Layout element annotations
········

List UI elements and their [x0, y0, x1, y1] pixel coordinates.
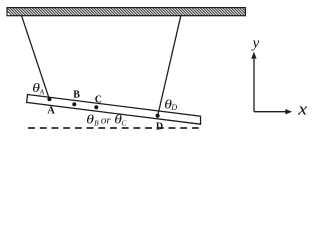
point C (dot on rod)	[94, 105, 98, 109]
x axis arrowhead	[285, 109, 292, 114]
ceiling (hatched support bar)	[4, 8, 253, 16]
point B (dot on rod)	[72, 102, 76, 106]
svg-text:B: B	[94, 118, 99, 127]
svg-text:D: D	[170, 103, 177, 112]
point A (dot on rod)	[47, 97, 51, 101]
svg-text:C: C	[121, 118, 127, 127]
svg-text:θ: θ	[86, 113, 94, 127]
right string (ceiling to point D)	[158, 16, 181, 116]
svg-text:y: y	[251, 36, 260, 52]
point D (dot on rod)	[156, 114, 160, 118]
rod (suspended bar)	[27, 95, 201, 125]
y axis arrowhead	[251, 52, 256, 59]
dashed horizontal reference line	[28, 127, 200, 129]
svg-text:or: or	[101, 115, 112, 127]
svg-text:C: C	[95, 94, 102, 105]
x axis	[254, 111, 287, 113]
left string (ceiling to point A)	[22, 16, 50, 100]
svg-text:x: x	[297, 100, 308, 119]
y axis	[253, 58, 255, 112]
svg-text:B: B	[73, 90, 80, 101]
svg-text:A: A	[39, 88, 45, 97]
svg-text:D: D	[156, 122, 163, 133]
svg-text:A: A	[47, 105, 55, 116]
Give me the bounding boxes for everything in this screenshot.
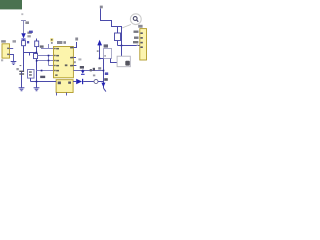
net label blue (105, 72, 108, 75)
button S1 (94, 80, 98, 84)
relay coil blob (125, 61, 130, 66)
tick left of wire (20, 65, 22, 66)
J2 net labels (134, 31, 139, 33)
power label top (100, 6, 103, 9)
D1 designator label (27, 32, 31, 34)
label right of U1 (78, 58, 81, 60)
U1 pin names right (65, 47, 73, 67)
junction on output wire (82, 70, 84, 72)
wire: branch to IC pin row (37, 70, 54, 72)
wire: emitter diagonal (104, 88, 106, 91)
wire: stub into R4 (117, 27, 119, 34)
C1 label (16, 68, 18, 70)
wire: stubs below U1B (57, 93, 67, 96)
capacitor C2 box (28, 70, 35, 79)
U1 designator label above (57, 41, 62, 44)
wire: bottom bus into U1B (31, 81, 57, 83)
label above IC pin wires (40, 45, 44, 47)
ground GND4 (left) (19, 88, 25, 91)
diode D5 (76, 79, 83, 85)
pin tick (74, 61, 76, 63)
U1 pin numbers left (54, 48, 55, 71)
relay K1 (117, 56, 130, 66)
junction on output wire (103, 70, 105, 72)
junction at D3 stem foot (99, 58, 101, 60)
title block green band (0, 0, 22, 9)
wire: drop to relay (121, 46, 123, 57)
wire: R3 bottom down to ground (36, 59, 38, 88)
wire: J1 pin 1 stub (10, 48, 14, 50)
junction dots (48, 55, 50, 57)
U1 pin numbers right (72, 47, 73, 66)
junction on vertical (36, 60, 38, 62)
wire: U1B right pin (73, 81, 76, 83)
wire: U1 output to transistor rail (73, 70, 103, 72)
wire: D1 cathode down (23, 40, 25, 41)
wire: D5 to button (83, 81, 94, 83)
label above D2 (80, 66, 84, 69)
resistor R3 (34, 54, 38, 59)
diode D2 (81, 71, 85, 75)
wire: R4 bottom to J2 (118, 41, 140, 46)
labels above buzzer wire (90, 69, 92, 71)
wire: U1 right short stub (73, 57, 76, 59)
junction (36, 81, 38, 83)
junction (121, 45, 123, 47)
net label blue left of R2 (29, 31, 33, 33)
J1 pin marks (7, 48, 9, 50)
wire: stub into R2 top (36, 39, 38, 42)
wire: R1 down (23, 46, 25, 71)
Q1 emitter arrow (101, 83, 105, 88)
wire: U1 right stub 2 (73, 65, 76, 67)
tick left of Q1 (97, 50, 99, 52)
LED D1 (21, 33, 26, 39)
wire: button to Q1 emitter line (98, 81, 104, 83)
ground GND5 (center) (34, 88, 40, 91)
transistor Q1 box (104, 49, 112, 59)
label below pin row (40, 76, 45, 78)
U1B pin mark 1 (58, 82, 61, 85)
wire: lower left vertical to ground (21, 71, 23, 87)
IC U1 (54, 47, 74, 78)
wire: Q1 to relay (111, 59, 118, 63)
wire: U1 right pin up stub (73, 42, 76, 48)
capacitor C1 plates (19, 71, 24, 75)
Q1 inner tick (104, 55, 106, 56)
U1 param yellow chip (50, 38, 53, 41)
J1 footer text (1, 59, 3, 61)
U1 pin names left (55, 48, 59, 76)
J1 label (1, 40, 6, 42)
resistor R2 (35, 41, 39, 47)
U1B pin mark 2 (68, 82, 71, 84)
J2 label above (138, 25, 142, 28)
resistor R1 (22, 41, 26, 46)
R1 label (27, 41, 29, 43)
stub net label (75, 38, 78, 41)
connector J2 (140, 29, 147, 60)
J1 net label (13, 40, 17, 42)
wire: D3 down (100, 45, 104, 58)
wire: Q1 collector-emitter rail (103, 59, 105, 89)
wire: C2 stub (30, 78, 32, 81)
Q1 label (104, 44, 108, 47)
chip sub text (51, 42, 53, 44)
wire: R2 bottom + branch (24, 47, 37, 56)
page text dot (21, 13, 23, 15)
junction (36, 52, 38, 54)
Q1 designator text (104, 78, 108, 81)
connector J1 (2, 44, 10, 58)
resistor R4 (115, 33, 121, 41)
junction on pin row (41, 70, 43, 72)
D1 value label (27, 35, 30, 37)
C2 plates inside (29, 71, 32, 75)
wire: J1 pin 2 stub (10, 55, 14, 62)
ground GND1 (11, 62, 17, 65)
wire: top power rail staircase (101, 9, 122, 46)
diode D3 (97, 40, 102, 46)
label left of rail (98, 67, 101, 69)
IC lower section U1B (56, 80, 73, 93)
U1 type label above (63, 41, 66, 44)
wire: IC pin rows left (37, 44, 54, 66)
J2 tick (137, 45, 139, 46)
magnifier icon (122, 14, 141, 28)
power port VCC1 (21, 21, 26, 34)
VCC1 label (25, 21, 29, 24)
J2 pin marks (140, 32, 142, 48)
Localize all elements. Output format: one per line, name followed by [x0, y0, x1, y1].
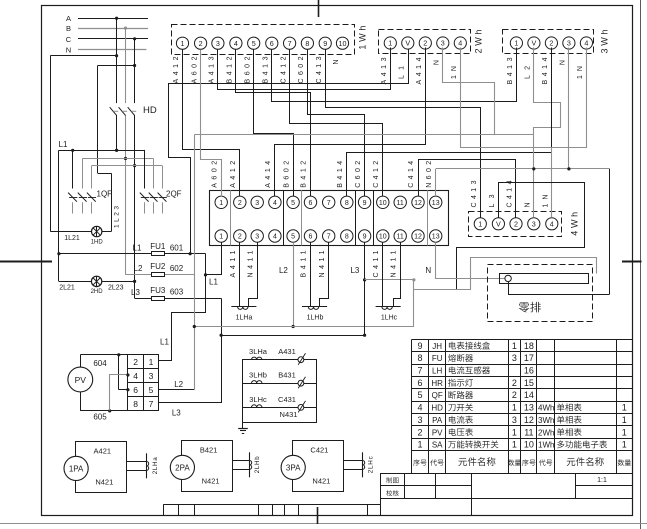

········

■ The problem: Reproduce every entry above word for word, but leave out the pictures.

■ Written response:
List UI elements and their [x0, y0, x1, y1] pixel coordinates.
point C (dot on rod)	[94, 105, 98, 109]
x axis arrowhead	[285, 109, 292, 114]
ceiling (hatched support bar)	[4, 8, 253, 16]
point B (dot on rod)	[72, 102, 76, 106]
svg-text:B: B	[94, 118, 99, 127]
svg-text:D: D	[170, 103, 177, 112]
point A (dot on rod)	[47, 97, 51, 101]
svg-text:C: C	[121, 118, 127, 127]
svg-text:θ: θ	[86, 113, 94, 127]
right string (ceiling to point D)	[158, 16, 181, 116]
svg-text:y: y	[251, 36, 260, 52]
point D (dot on rod)	[156, 114, 160, 118]
rod (suspended bar)	[27, 95, 201, 125]
y axis arrowhead	[251, 52, 256, 59]
dashed horizontal reference line	[28, 127, 200, 129]
svg-text:or: or	[101, 115, 112, 127]
svg-text:C: C	[95, 94, 102, 105]
x axis	[254, 111, 287, 113]
left string (ceiling to point A)	[22, 16, 50, 100]
svg-text:x: x	[297, 100, 308, 119]
y axis	[253, 58, 255, 112]
svg-text:B: B	[73, 90, 80, 101]
svg-text:A: A	[39, 88, 45, 97]
svg-text:D: D	[156, 122, 163, 133]
svg-text:A: A	[47, 105, 55, 116]
Give me the bounding boxes for everything in this screenshot.
net label blue (105, 72, 108, 75)
button S1 (94, 80, 98, 84)
relay coil blob (125, 61, 130, 66)
tick left of wire (20, 65, 22, 66)
J2 net labels (134, 31, 139, 33)
power label top (100, 6, 103, 9)
D1 designator label (27, 32, 31, 34)
label right of U1 (78, 58, 81, 60)
U1 pin names right (65, 47, 73, 67)
junction on output wire (82, 70, 84, 72)
wire: branch to IC pin row (37, 70, 54, 72)
wire: emitter diagonal (104, 88, 106, 91)
wire: stub into R4 (117, 27, 119, 34)
C1 label (16, 68, 18, 70)
wire: stubs below U1B (57, 93, 67, 96)
capacitor C2 box (28, 70, 35, 79)
U1 designator label above (57, 41, 62, 44)
wire: bottom bus into U1B (31, 81, 57, 83)
label above IC pin wires (40, 45, 44, 47)
ground GND4 (left) (19, 88, 25, 91)
diode D5 (76, 79, 83, 85)
pin tick (74, 61, 76, 63)
U1 pin numbers left (54, 48, 55, 71)
relay K1 (117, 56, 130, 66)
junction on output wire (103, 70, 105, 72)
junction at D3 stem foot (99, 58, 101, 60)
title block green band (0, 0, 22, 9)
wire: drop to relay (121, 46, 123, 57)
wire: R3 bottom down to ground (36, 59, 38, 88)
wire: J1 pin 1 stub (10, 48, 14, 50)
junction dots (48, 55, 50, 57)
U1 pin numbers right (72, 47, 73, 66)
junction on vertical (36, 60, 38, 62)
wire: U1B right pin (73, 81, 76, 83)
wire: U1 output to transistor rail (73, 70, 103, 72)
wire: D1 cathode down (23, 40, 25, 41)
wire: D5 to button (83, 81, 94, 83)
label above D2 (80, 66, 84, 69)
resistor R3 (34, 54, 38, 59)
diode D2 (81, 71, 85, 75)
wire: R4 bottom to J2 (118, 41, 140, 46)
labels above buzzer wire (90, 69, 92, 71)
wire: U1 right short stub (73, 57, 76, 59)
junction (36, 81, 38, 83)
junction (121, 45, 123, 47)
net label blue left of R2 (29, 31, 33, 33)
J1 pin marks (7, 48, 9, 50)
wire: stub into R2 top (36, 39, 38, 42)
wire: R1 down (23, 46, 25, 71)
Q1 emitter arrow (101, 83, 105, 88)
wire: U1 right stub 2 (73, 65, 76, 67)
tick left of Q1 (97, 50, 99, 52)
LED D1 (21, 33, 26, 39)
wire: button to Q1 emitter line (98, 81, 104, 83)
ground GND5 (center) (34, 88, 40, 91)
transistor Q1 box (104, 49, 112, 59)
label below pin row (40, 76, 45, 78)
U1B pin mark 1 (58, 82, 61, 85)
wire: lower left vertical to ground (21, 71, 23, 87)
IC U1 (54, 47, 74, 78)
wire: Q1 to relay (111, 59, 118, 63)
wire: U1 right pin up stub (73, 42, 76, 48)
capacitor C1 plates (19, 71, 24, 75)
Q1 inner tick (104, 55, 106, 56)
U1 param yellow chip (50, 38, 53, 41)
J1 footer text (1, 59, 3, 61)
U1 pin names left (55, 48, 59, 76)
J1 label (1, 40, 6, 42)
resistor R2 (35, 41, 39, 47)
U1B pin mark 2 (68, 82, 71, 84)
J2 label above (138, 25, 142, 28)
resistor R1 (22, 41, 26, 46)
R1 label (27, 41, 29, 43)
stub net label (75, 38, 78, 41)
connector J2 (140, 29, 147, 60)
J1 net label (13, 40, 17, 42)
wire: D3 down (100, 45, 104, 58)
wire: Q1 collector-emitter rail (103, 59, 105, 89)
wire: C2 stub (30, 78, 32, 81)
Q1 label (104, 44, 108, 47)
chip sub text (51, 42, 53, 44)
wire: R2 bottom + branch (24, 47, 37, 56)
page text dot (21, 13, 23, 15)
junction (36, 52, 38, 54)
Q1 designator text (104, 78, 108, 81)
connector J1 (2, 44, 10, 58)
resistor R4 (115, 33, 121, 41)
junction on pin row (41, 70, 43, 72)
D1 value label (27, 35, 30, 37)
C2 plates inside (29, 71, 32, 75)
wire: J1 pin 2 stub (10, 55, 14, 62)
ground GND1 (11, 62, 17, 65)
wire: top power rail staircase (101, 9, 122, 46)
diode D3 (97, 40, 102, 46)
label left of rail (98, 67, 101, 69)
IC lower section U1B (56, 80, 73, 93)
U1 type label above (63, 41, 66, 44)
wire: IC pin rows left (37, 44, 54, 66)
J2 tick (137, 45, 139, 46)
magnifier icon (122, 14, 141, 28)
power port VCC1 (21, 21, 26, 34)
VCC1 label (25, 21, 29, 24)
J2 pin marks (140, 32, 142, 48)
Localize all elements. Output format: one per line, name followed by [x0, y0, x1, y1].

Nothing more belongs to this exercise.